Фрагмент источника:
++++++++
Новые записи Ци Се, или о чем не говорил Конфуций - страница 14

стр.

Я сочиняю книгу о бесах и чудесах,
Дав ей название «О чем не говорил Конфуций».
Увидев нарисованное вами изображение беса,
Только теперь понял многое, чего раньше не знал,
Думаю, что ныне нет никого на свете, кто бы так много знал о них,
Как знаем мы с вами[119].

Думается, что Юань Мэя привлекал в этом названии подтекст: это был вызов ортодоксальным конфуцианцам, твердо помнившим, что Конфуций «не говорил о чудесах, применении физической силы, смутах и сверхъестественных существах»[120]. Именно о чудесах и сверхъестественных существах, о которых избегал говорить Конфуций, и повествует в своем сборнике Юань Мэй. В печатном издании полного собрания сочинений Юань Мэя, с которого сделан перевод, даны оба названия коллекции, чем и объясняется то, что на титульном листе нашей книги тоже помещены оба этих названия.

Из 1023 произведений, включенных Юань Мэем в коллекцию, 937 (т. е. 91,58%) так или иначе связаны с темой сверхъестественного; процент настолько высокий (если учесть, что даже в коллекции Цзи Юня, использующего фантастику для морализующих выводов, доля таких рассказов составляет только 86%), что это обстоятельство не может не привлечь внимание исследователя.

Безусловно, интерес Юань Мэя к чудесному и сверхъестественному в большой мере разделялся его современниками: XVIII век дал множество сборников рассказов о чудесах; но в то время как для Пу Сун-лина, например, фантастика служила своеобразным коррективом к действительности, скрывая обличение социальных порядков и критику общественных институтов, а для Цзи Юня, мыслившего не социальными, а этическими категориями, фантастика была средством поучения читателя, попыткой исправить общественные нравы, Юань Мэй в основном[121] использует сверхъестественную тематику и персонажей в развлекательных целях; он сам забавляется, повествуя о всяческих чудесах, необычайных происшествиях, встречах людей с бесами и трупами и эпатируя серьезного читателя, искавшего в этих рассказах скрытый смысл, обличение или поучение. В известной мере тональность некоторых рассказов Юань Мэя напоминает ироническую трактовку «стихийных духов» в волшебно-сатирических сказках Виланда, гротескные образы которых исследователь этих сказок уподобляет «пестрым маскам и разряженным карликам, участникам феерий и карнавалов»[122]. Но любопытно, что, давая волю своей фантазии, Юань Мэй как бы сдерживал ее рамками реальных народных верований его эпохи, словно ученый-этнограф в нем брал верх над писателем-рассказчиком странных историй.
++++++++
Записи о положении объектов

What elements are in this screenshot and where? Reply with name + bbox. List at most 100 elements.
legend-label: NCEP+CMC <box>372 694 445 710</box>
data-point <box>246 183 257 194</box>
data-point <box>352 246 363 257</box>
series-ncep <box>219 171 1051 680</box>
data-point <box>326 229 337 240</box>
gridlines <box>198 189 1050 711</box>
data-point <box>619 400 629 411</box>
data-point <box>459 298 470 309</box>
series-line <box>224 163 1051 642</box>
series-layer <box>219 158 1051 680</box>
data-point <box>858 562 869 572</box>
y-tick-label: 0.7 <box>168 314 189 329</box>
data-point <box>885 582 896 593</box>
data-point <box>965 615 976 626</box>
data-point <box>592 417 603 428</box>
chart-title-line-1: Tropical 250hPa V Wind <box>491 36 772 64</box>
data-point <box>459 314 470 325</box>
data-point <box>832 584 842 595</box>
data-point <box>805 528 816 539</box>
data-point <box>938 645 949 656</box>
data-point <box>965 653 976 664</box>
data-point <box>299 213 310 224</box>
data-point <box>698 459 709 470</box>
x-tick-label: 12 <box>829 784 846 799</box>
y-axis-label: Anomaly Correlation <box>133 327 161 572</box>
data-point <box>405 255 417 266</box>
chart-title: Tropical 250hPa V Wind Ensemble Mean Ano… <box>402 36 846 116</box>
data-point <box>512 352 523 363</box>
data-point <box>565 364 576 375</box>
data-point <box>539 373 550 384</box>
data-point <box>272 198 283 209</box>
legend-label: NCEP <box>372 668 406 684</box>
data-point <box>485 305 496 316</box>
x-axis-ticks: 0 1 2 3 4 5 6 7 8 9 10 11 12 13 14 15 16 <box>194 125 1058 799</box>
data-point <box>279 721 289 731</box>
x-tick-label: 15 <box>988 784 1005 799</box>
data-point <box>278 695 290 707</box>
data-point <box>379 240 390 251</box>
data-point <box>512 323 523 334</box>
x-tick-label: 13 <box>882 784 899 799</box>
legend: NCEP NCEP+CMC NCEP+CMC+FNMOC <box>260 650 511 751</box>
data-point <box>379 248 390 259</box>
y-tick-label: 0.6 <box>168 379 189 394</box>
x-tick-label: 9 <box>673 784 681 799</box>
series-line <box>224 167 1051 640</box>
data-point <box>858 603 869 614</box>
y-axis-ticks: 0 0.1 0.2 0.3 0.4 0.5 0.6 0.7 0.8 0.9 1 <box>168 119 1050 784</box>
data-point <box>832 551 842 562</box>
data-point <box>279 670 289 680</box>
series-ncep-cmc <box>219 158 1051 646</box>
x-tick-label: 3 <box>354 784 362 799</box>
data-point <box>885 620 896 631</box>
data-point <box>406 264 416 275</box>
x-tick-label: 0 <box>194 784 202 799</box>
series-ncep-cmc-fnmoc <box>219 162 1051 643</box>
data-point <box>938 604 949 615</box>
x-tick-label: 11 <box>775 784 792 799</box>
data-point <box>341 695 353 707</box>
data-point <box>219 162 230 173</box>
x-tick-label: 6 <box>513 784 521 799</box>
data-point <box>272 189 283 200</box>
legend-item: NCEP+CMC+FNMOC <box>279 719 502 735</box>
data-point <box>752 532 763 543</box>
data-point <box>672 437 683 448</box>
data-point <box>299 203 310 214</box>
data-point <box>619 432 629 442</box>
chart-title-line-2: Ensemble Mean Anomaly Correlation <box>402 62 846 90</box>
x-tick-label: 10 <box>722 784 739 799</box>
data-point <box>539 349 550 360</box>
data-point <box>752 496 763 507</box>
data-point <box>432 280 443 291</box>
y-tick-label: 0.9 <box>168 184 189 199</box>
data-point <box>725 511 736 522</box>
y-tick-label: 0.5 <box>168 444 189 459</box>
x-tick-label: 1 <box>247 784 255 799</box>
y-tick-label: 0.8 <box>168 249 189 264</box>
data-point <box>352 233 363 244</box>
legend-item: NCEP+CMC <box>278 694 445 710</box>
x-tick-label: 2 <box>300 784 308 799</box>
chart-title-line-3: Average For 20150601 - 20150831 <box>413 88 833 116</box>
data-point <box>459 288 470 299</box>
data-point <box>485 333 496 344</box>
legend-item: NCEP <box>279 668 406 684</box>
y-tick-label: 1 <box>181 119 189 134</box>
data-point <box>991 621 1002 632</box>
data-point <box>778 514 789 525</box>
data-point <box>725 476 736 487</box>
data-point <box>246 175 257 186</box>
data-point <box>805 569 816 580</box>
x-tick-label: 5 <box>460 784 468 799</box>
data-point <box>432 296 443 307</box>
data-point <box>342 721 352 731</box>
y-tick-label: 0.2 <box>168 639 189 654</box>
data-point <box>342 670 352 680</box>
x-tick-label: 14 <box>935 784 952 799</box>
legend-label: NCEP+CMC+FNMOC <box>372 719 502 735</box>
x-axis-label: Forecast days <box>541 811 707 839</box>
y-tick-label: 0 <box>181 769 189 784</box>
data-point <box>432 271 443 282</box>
++++++++
Письменный запрос: Пожалуйста, перепишите из приведённого выше фрагмента о сборнике Юань Мэя всё, начиная со слов «Думается, что Юань» и вниз до слов «оба этих названия.».

Полный ответ:
Думается, что Юань Мэя привлекал в этом названии подтекст: это был вызов ортодоксальным конфуцианцам, твердо помнившим, что Конфуций «не говорил о чудесах, применении физической силы, смутах и сверхъестественных существах»[120]. Именно о чудесах и сверхъестественных существах, о которых избегал говорить Конфуций, и повествует в своем сборнике Юань Мэй. В печатном издании полного собрания сочинений Юань Мэя, с которого сделан перевод, даны оба названия коллекции, чем и объясняется то, что на титульном листе нашей книги тоже помещены оба этих названия.